## Texto de lectura
▼

Edgardo Malaver
Esta historia tiene dos extremos, dos
episodios que están al principio y al final, pero mañana mismo puede aparecer
un episodio que vaya más allá, y habrá que escribirlo todo otra vez. En enero
del 2017, de regreso de Perú por Cúcuta, al preguntarle a un taxista el precio
del viaje desde la Plaza Santander hasta el puente internacional, éste me
respondió: “Doce pesitos, paisano”. Naturalmente me sorprendí de cifra tan
insignificante, pues unos amigos me habían aconsejado no pagar más de 10.000.
Cuando le manifesté mi confusión, me respondió: “Doce mil, doce mil, por
supuesto”.
Hace tres o cuatro días oí contar en mi
casa que un obrero se había presentado recientemente en un banco, en Caracas, a
cambiar un cheque con que le habían pagado un trabajo. Con la esperanza de no
llevar por la calle un paquete demasiado grande que llamara la atención de los
ladrones, preguntó si le podían dar, al menos, 60 billetes de 20.000 bolívares,
es decir, un millón doscientos mil. La señorita que lo atendía experimentó una
sorpresa parecida a la mía en Cúcuta, porque el cheque decía, en letras y en
números, que debía entregar a aquel cliente 1.200 bolívares, ni un céntimo más.

▲

## Enunciado 1
En los registros, reproduce el tramo que empieza en la línea que contiene "restore-to-label: Restore to" y sigue hasta la línea que contiene "discover-button-label: Discover...: [64, 487, 132, 502]", ambas incluidas, cambiando "cancel-icon" por "dismiss-icon" y dejando todo lo demás igual. Entrega solo esas líneas.

## Registros a procesar

▼

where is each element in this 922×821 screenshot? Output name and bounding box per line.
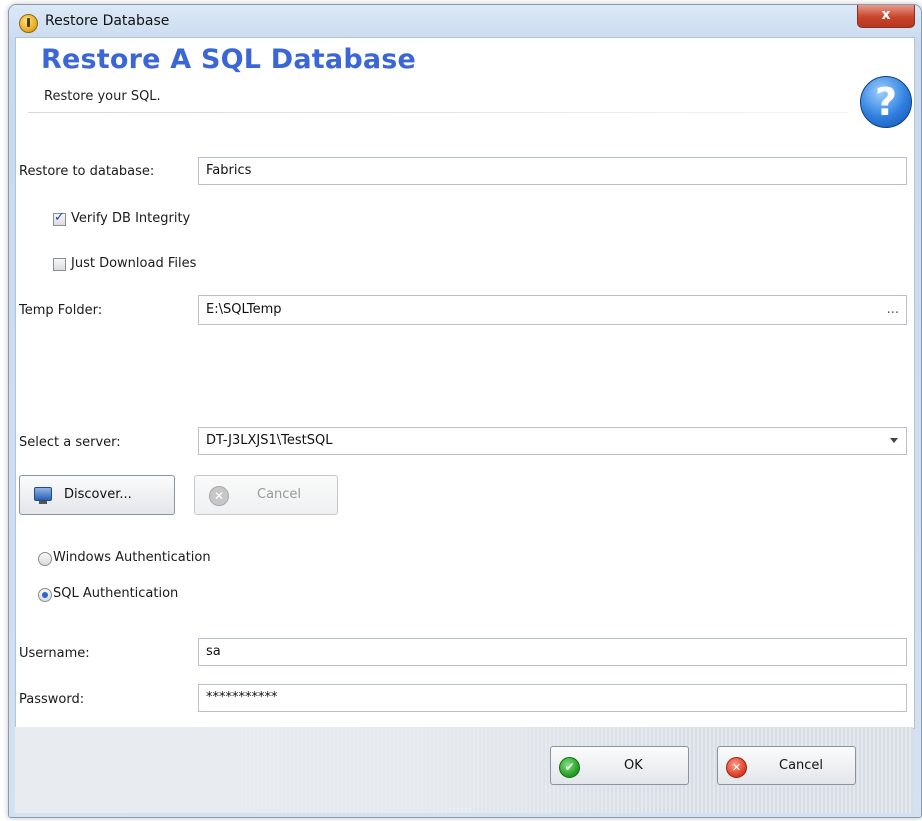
restore-to-label: Restore to database:: [19, 164, 155, 179]
close-button[interactable]: x: [857, 5, 915, 28]
temp-folder-input[interactable]: E:\SQLTemp ...: [198, 295, 907, 325]
password-input[interactable]: ***********: [198, 684, 907, 712]
server-select[interactable]: DT-J3LXJS1\TestSQL: [198, 427, 907, 455]
check-icon: ✔: [559, 757, 580, 778]
database-restore-icon: [19, 14, 38, 33]
verify-db-checkbox[interactable]: [53, 210, 66, 226]
restore-database-window: Restore Database x Restore A SQL Databas…: [8, 4, 922, 818]
username-label: Username:: [19, 646, 90, 661]
header-divider: [28, 112, 848, 113]
cancel-button[interactable]: ✕ Cancel: [717, 746, 856, 785]
just-download-checkbox[interactable]: [53, 258, 66, 271]
help-icon[interactable]: ?: [860, 76, 912, 128]
page-title: Restore A SQL Database: [41, 44, 417, 75]
cancel-icon: ✕: [726, 757, 747, 778]
temp-folder-value: E:\SQLTemp: [206, 302, 282, 317]
cancel-icon: ✕: [209, 486, 229, 506]
sql-auth-label[interactable]: SQL Authentication: [53, 586, 178, 601]
browse-folder-button[interactable]: ...: [887, 296, 899, 324]
server-select-value: DT-J3LXJS1\TestSQL: [206, 433, 333, 448]
monitor-icon: [34, 487, 52, 504]
discover-button-label: Discover...: [64, 487, 132, 502]
dialog-body: Restore A SQL Database Restore your SQL.…: [15, 37, 915, 729]
server-label: Select a server:: [19, 435, 121, 450]
discover-button[interactable]: Discover...: [19, 475, 175, 515]
ok-button-label: OK: [624, 758, 643, 773]
dialog-footer: ✔ OK ✕ Cancel: [15, 727, 913, 813]
temp-folder-label: Temp Folder:: [19, 303, 103, 318]
cancel-button-label: Cancel: [779, 758, 824, 773]
username-input[interactable]: sa: [198, 638, 907, 666]
just-download-label[interactable]: Just Download Files: [71, 256, 196, 271]
sql-auth-radio[interactable]: [38, 588, 52, 602]
verify-db-label[interactable]: Verify DB Integrity: [71, 211, 190, 226]
discover-cancel-button[interactable]: ✕ Cancel: [194, 475, 338, 515]
title-bar[interactable]: Restore Database x: [9, 5, 921, 37]
window-title: Restore Database: [45, 13, 170, 29]
password-label: Password:: [19, 692, 85, 707]
windows-auth-label[interactable]: Windows Authentication: [53, 550, 211, 565]
chevron-down-icon[interactable]: [890, 438, 898, 443]
ok-button[interactable]: ✔ OK: [550, 746, 689, 785]
restore-to-input[interactable]: Fabrics: [198, 157, 907, 185]
discover-cancel-label: Cancel: [257, 487, 302, 502]
windows-auth-radio[interactable]: [38, 552, 52, 566]
page-subtitle: Restore your SQL.: [44, 89, 161, 104]
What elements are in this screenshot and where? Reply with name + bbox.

▲

## Enunciado 2
Enumera todos los nombres propios de lugares que aparecen en el texto de lectura, sin repetir ninguno.

## Respuesta correcta 1
restore-to-label: Restore to database:: [19, 164, 155, 179]
close-button[interactable]: x: [857, 5, 915, 28]
temp-folder-input[interactable]: E:\SQLTemp ...: [198, 295, 907, 325]
password-input[interactable]: ***********: [198, 684, 907, 712]
server-select[interactable]: DT-J3LXJS1\TestSQL: [198, 427, 907, 455]
check-icon: ✔: [559, 757, 580, 778]
database-restore-icon: [19, 14, 38, 33]
verify-db-checkbox[interactable]: [53, 210, 66, 226]
restore-database-window: Restore Database x Restore A SQL Databas…: [8, 4, 922, 818]
username-label: Username:: [19, 646, 90, 661]
header-divider: [28, 112, 848, 113]
cancel-button[interactable]: ✕ Cancel: [717, 746, 856, 785]
just-download-checkbox[interactable]: [53, 258, 66, 271]
help-icon[interactable]: ?: [860, 76, 912, 128]
page-title: Restore A SQL Database: [41, 44, 417, 75]
dismiss-icon: ✕: [726, 757, 747, 778]
temp-folder-value: E:\SQLTemp: [206, 302, 282, 317]
dismiss-icon: ✕: [209, 486, 229, 506]
sql-auth-label[interactable]: SQL Authentication: [53, 586, 178, 601]
browse-folder-button[interactable]: ...: [887, 296, 899, 324]
server-select-value: DT-J3LXJS1\TestSQL: [206, 433, 333, 448]
monitor-icon: [34, 487, 52, 504]
discover-button-label: Discover...: [64, 487, 132, 502]

## Respuesta correcta 2
Perú, Cúcuta, Plaza Santander, Caracas